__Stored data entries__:

+ + +

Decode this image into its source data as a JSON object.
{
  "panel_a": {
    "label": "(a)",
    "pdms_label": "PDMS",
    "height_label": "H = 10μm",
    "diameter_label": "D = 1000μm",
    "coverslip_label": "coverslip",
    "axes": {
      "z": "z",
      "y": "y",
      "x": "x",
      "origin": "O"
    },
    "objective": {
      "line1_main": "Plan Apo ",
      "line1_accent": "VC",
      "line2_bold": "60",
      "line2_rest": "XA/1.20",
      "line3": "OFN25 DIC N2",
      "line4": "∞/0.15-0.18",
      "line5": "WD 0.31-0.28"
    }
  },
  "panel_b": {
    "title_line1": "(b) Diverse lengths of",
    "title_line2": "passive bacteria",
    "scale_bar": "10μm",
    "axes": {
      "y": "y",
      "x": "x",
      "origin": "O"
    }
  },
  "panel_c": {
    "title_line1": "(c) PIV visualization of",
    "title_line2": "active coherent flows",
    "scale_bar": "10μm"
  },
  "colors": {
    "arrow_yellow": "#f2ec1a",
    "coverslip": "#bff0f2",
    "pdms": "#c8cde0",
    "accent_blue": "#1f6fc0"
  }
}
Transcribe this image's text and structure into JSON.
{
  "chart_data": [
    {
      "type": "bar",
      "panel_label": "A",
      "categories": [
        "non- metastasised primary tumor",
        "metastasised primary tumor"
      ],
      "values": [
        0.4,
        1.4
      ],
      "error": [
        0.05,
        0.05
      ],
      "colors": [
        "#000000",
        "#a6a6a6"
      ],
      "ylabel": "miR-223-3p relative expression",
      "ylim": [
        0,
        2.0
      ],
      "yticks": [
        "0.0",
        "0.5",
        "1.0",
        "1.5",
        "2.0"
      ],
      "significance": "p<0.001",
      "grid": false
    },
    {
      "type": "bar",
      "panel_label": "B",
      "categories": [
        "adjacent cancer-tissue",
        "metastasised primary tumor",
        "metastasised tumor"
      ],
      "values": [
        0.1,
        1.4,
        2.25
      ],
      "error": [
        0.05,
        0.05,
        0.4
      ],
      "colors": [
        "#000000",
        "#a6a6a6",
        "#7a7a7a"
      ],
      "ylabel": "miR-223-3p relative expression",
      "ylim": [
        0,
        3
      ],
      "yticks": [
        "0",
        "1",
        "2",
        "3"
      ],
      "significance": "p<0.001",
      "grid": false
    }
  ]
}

+ + +

__What is being asked__: Word for word, repeat the records above.

__Answer__:
Decode this image into its source data as a JSON object.
{
  "panel_a": {
    "label": "(a)",
    "pdms_label": "PDMS",
    "height_label": "H = 10μm",
    "diameter_label": "D = 1000μm",
    "coverslip_label": "coverslip",
    "axes": {
      "z": "z",
      "y": "y",
      "x": "x",
      "origin": "O"
    },
    "objective": {
      "line1_main": "Plan Apo ",
      "line1_accent": "VC",
      "line2_bold": "60",
      "line2_rest": "XA/1.20",
      "line3": "OFN25 DIC N2",
      "line4": "∞/0.15-0.18",
      "line5": "WD 0.31-0.28"
    }
  },
  "panel_b": {
    "title_line1": "(b) Diverse lengths of",
    "title_line2": "passive bacteria",
    "scale_bar": "10μm",
    "axes": {
      "y": "y",
      "x": "x",
      "origin": "O"
    }
  },
  "panel_c": {
    "title_line1": "(c) PIV visualization of",
    "title_line2": "active coherent flows",
    "scale_bar": "10μm"
  },
  "colors": {
    "arrow_yellow": "#f2ec1a",
    "coverslip": "#bff0f2",
    "pdms": "#c8cde0",
    "accent_blue": "#1f6fc0"
  }
}
Transcribe this image's text and structure into JSON.
{
  "chart_data": [
    {
      "type": "bar",
      "panel_label": "A",
      "categories": [
        "non- metastasised primary tumor",
        "metastasised primary tumor"
      ],
      "values": [
        0.4,
        1.4
      ],
      "error": [
        0.05,
        0.05
      ],
      "colors": [
        "#000000",
        "#a6a6a6"
      ],
      "ylabel": "miR-223-3p relative expression",
      "ylim": [
        0,
        2.0
      ],
      "yticks": [
        "0.0",
        "0.5",
        "1.0",
        "1.5",
        "2.0"
      ],
      "significance": "p<0.001",
      "grid": false
    },
    {
      "type": "bar",
      "panel_label": "B",
      "categories": [
        "adjacent cancer-tissue",
        "metastasised primary tumor",
        "metastasised tumor"
      ],
      "values": [
        0.1,
        1.4,
        2.25
      ],
      "error": [
        0.05,
        0.05,
        0.4
      ],
      "colors": [
        "#000000",
        "#a6a6a6",
        "#7a7a7a"
      ],
      "ylabel": "miR-223-3p relative expression",
      "ylim": [
        0,
        3
      ],
      "yticks": [
        "0",
        "1",
        "2",
        "3"
      ],
      "significance": "p<0.001",
      "grid": false
    }
  ]
}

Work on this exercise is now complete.